**DATASET ROWS**
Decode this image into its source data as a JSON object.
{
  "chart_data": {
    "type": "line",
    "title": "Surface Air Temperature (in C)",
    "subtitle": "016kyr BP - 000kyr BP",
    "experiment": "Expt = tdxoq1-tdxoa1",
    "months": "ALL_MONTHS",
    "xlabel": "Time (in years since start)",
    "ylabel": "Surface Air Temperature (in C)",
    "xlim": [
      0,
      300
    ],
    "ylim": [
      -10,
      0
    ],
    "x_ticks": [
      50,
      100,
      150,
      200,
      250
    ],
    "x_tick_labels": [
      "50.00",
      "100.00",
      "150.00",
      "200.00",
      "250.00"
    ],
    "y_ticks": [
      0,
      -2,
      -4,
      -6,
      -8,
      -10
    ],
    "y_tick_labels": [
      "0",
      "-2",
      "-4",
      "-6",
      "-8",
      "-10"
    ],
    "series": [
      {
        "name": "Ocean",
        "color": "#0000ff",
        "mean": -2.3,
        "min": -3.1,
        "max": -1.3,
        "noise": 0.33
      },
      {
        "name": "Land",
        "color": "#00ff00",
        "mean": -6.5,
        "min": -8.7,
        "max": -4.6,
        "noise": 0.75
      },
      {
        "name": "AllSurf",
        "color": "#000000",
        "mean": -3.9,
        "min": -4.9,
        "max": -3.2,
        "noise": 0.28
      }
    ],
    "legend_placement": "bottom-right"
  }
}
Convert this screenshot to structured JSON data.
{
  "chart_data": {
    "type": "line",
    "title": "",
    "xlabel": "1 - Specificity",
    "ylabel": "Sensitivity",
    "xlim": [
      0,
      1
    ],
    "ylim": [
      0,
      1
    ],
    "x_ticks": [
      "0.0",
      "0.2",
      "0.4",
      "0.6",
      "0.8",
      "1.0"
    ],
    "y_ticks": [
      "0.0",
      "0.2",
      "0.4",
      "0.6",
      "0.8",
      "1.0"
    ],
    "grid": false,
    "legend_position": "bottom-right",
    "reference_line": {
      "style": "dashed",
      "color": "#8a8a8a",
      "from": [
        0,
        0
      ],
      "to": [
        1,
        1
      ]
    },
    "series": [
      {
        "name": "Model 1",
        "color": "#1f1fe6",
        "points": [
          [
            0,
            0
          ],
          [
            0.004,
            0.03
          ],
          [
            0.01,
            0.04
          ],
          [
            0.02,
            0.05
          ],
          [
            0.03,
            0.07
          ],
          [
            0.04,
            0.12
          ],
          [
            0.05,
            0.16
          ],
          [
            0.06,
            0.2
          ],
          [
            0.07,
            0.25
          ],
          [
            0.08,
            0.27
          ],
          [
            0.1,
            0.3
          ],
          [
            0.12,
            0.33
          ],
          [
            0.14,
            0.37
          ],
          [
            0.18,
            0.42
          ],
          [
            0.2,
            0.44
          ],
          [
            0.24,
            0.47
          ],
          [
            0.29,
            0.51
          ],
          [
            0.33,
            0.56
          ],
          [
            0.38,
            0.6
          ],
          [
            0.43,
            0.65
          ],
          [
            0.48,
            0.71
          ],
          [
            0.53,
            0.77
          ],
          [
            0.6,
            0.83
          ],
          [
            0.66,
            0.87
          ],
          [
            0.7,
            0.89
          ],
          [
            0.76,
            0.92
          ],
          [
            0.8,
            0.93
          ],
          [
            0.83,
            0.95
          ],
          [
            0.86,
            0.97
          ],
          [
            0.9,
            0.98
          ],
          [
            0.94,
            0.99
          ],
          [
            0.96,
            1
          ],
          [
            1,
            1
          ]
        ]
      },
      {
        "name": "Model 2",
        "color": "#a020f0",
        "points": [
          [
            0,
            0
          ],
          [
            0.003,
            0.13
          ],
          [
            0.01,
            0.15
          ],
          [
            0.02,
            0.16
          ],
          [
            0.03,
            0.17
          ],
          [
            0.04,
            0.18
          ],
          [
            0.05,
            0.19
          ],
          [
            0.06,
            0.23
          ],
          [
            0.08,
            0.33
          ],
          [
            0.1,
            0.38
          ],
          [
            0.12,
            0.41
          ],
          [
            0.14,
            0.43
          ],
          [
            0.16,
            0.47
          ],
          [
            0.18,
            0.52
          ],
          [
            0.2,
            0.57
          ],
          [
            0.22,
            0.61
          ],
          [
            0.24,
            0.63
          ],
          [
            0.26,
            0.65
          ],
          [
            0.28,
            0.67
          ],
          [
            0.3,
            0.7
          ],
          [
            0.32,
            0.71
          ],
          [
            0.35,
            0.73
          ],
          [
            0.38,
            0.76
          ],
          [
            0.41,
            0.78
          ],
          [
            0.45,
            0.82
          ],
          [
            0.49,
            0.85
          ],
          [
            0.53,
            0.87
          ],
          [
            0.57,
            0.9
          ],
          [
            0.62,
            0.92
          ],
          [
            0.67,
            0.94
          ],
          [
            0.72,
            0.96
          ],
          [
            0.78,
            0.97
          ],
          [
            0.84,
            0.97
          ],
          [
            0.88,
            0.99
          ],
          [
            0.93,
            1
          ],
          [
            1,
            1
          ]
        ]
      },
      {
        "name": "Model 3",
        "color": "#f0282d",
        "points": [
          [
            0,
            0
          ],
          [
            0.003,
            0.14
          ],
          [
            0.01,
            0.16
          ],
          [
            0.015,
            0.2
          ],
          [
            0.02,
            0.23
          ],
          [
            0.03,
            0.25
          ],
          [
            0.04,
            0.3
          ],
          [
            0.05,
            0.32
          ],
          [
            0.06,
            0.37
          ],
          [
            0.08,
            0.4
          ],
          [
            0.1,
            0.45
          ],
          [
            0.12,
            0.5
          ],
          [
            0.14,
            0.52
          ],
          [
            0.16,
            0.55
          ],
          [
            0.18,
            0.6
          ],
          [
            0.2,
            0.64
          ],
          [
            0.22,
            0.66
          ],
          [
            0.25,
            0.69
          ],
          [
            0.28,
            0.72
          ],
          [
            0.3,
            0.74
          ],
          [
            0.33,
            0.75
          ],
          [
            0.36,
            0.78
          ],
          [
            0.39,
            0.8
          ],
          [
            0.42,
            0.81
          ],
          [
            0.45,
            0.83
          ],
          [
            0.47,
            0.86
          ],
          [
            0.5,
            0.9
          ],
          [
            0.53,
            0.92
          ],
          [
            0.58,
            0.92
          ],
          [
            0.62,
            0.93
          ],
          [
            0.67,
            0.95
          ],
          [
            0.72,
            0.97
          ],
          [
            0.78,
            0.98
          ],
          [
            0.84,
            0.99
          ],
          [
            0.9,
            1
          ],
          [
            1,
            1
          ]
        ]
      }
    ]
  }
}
--
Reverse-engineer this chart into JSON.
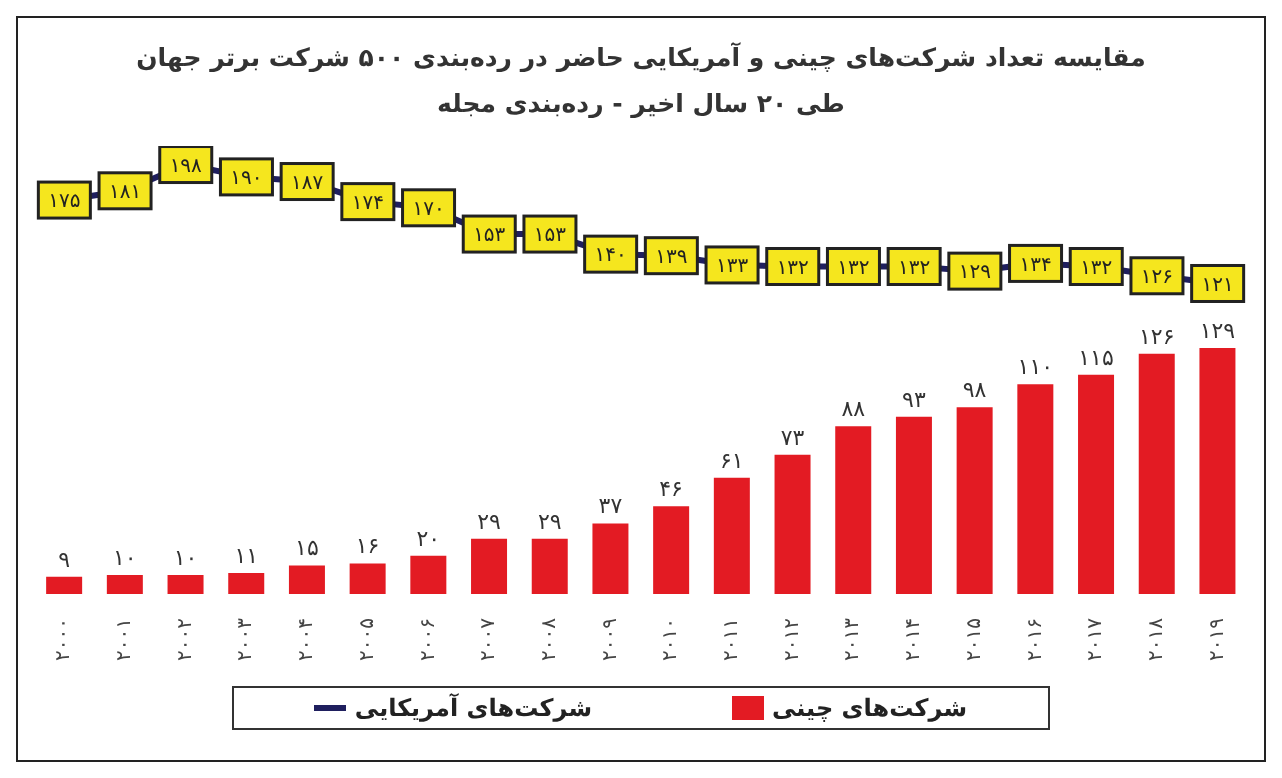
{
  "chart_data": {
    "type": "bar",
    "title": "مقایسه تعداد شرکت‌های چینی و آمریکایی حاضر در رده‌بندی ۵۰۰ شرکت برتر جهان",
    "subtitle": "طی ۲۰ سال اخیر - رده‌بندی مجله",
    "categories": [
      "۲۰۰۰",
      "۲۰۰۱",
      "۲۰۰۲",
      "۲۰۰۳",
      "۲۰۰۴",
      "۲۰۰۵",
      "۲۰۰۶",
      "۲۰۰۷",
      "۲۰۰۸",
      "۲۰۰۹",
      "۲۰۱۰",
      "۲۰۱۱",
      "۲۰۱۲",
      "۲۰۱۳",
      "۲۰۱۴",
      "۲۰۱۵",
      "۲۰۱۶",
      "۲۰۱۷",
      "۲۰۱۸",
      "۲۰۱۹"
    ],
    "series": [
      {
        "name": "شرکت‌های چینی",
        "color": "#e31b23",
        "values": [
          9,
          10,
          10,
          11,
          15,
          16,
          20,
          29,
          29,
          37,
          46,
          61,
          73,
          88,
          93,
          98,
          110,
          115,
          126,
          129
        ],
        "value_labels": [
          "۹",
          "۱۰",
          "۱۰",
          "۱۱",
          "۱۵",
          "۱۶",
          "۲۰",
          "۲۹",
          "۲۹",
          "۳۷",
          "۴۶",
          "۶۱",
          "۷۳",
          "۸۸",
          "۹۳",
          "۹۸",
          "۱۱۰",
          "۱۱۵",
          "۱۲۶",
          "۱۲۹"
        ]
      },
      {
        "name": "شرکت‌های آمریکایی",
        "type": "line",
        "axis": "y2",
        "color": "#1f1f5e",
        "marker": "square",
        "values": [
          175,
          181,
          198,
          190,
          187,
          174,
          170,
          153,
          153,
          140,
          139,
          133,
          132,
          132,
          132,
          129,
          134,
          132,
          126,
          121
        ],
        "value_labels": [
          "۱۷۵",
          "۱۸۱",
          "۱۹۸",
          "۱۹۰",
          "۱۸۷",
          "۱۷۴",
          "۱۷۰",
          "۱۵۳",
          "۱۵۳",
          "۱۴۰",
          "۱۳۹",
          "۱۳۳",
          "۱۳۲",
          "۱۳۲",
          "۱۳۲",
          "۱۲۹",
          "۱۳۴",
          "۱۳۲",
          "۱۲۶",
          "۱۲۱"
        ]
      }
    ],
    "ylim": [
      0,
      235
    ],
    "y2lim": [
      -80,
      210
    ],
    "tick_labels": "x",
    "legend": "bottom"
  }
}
---
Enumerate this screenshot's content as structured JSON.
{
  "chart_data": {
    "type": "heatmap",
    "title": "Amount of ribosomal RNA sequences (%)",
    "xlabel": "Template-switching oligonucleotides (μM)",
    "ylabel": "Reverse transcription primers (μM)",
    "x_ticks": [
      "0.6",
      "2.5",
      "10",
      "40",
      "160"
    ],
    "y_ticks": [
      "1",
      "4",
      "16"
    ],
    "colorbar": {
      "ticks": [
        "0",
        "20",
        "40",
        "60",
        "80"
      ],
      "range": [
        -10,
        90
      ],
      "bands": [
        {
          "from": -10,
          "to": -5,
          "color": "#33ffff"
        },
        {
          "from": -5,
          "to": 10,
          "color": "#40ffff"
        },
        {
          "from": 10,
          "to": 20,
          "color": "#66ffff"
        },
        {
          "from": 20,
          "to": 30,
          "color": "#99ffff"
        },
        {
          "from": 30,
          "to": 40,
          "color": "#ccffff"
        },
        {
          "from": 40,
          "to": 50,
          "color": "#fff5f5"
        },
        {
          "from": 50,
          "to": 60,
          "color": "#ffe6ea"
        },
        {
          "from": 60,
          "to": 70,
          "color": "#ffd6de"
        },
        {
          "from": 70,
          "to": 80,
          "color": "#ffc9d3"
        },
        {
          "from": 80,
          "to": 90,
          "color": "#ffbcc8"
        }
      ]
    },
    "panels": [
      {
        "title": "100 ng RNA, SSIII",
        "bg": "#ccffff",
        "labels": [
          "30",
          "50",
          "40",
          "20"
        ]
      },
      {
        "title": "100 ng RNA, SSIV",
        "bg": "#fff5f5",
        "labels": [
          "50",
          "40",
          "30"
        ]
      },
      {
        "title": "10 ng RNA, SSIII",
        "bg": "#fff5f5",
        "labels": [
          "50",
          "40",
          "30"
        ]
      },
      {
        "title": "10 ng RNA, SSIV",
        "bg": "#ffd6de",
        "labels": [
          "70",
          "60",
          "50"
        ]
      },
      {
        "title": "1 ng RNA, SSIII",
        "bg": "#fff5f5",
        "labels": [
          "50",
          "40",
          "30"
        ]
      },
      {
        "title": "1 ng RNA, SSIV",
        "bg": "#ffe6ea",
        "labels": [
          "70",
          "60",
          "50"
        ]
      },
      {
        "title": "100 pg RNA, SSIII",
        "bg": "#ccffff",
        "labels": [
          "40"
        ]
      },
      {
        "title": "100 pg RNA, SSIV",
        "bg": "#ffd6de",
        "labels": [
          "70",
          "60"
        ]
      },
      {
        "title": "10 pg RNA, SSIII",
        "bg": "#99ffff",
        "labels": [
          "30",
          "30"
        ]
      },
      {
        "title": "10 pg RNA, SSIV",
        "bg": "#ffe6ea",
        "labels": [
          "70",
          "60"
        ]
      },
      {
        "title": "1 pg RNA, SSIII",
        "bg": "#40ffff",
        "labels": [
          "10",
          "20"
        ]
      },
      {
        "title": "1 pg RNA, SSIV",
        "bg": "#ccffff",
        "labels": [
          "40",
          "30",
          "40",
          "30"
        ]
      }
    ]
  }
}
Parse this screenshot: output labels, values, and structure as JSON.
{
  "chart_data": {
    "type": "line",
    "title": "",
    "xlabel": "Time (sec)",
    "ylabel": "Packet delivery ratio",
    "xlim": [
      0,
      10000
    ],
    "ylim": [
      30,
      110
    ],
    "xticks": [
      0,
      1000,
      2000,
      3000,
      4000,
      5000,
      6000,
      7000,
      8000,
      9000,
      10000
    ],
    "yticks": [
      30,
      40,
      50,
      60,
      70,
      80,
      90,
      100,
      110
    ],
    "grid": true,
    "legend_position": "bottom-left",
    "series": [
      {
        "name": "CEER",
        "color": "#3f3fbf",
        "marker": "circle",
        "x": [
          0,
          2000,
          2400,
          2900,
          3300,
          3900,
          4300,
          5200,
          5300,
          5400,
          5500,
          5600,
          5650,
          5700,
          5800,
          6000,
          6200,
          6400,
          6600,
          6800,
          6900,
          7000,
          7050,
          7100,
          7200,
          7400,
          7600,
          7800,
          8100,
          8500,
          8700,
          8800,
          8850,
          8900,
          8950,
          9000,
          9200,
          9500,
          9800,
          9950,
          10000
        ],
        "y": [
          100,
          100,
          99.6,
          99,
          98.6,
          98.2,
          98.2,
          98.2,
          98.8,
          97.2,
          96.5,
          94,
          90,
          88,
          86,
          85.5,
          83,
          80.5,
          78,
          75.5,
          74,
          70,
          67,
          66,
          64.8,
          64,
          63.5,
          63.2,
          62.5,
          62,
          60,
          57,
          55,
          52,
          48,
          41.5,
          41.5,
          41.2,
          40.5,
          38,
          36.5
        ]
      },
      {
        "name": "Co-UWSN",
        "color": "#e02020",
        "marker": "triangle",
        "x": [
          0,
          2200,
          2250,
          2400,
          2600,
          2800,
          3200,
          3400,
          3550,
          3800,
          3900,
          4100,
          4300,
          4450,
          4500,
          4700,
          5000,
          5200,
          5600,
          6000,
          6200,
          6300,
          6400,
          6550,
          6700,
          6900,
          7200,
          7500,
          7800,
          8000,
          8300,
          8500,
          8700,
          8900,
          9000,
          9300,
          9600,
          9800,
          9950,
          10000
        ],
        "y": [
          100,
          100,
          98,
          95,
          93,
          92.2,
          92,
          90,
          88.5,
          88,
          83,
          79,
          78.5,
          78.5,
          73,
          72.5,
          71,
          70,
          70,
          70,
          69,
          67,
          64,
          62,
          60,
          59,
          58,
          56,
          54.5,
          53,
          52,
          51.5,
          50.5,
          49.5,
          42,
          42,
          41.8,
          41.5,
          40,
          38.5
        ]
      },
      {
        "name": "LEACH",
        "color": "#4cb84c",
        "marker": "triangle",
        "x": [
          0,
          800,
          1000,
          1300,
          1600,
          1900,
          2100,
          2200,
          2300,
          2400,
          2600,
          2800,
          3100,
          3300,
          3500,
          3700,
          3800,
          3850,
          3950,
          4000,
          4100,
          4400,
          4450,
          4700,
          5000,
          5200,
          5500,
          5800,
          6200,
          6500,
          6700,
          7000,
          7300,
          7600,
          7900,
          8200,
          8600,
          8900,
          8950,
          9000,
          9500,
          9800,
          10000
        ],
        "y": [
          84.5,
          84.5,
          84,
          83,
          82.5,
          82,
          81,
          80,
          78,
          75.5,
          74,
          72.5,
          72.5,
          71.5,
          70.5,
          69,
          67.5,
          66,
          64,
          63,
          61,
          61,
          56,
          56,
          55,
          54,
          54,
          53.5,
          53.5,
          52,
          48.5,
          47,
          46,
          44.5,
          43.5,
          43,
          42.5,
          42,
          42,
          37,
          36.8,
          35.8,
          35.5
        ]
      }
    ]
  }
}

**TASK DIRECTIONS**
Return each line with "ylabel".

**IN RESPONSE**
    "ylabel": "Surface Air Temperature (in C)",
    "ylabel": "Sensitivity",
    "ylabel": "Reverse transcription primers (μM)",
    "ylabel": "Packet delivery ratio",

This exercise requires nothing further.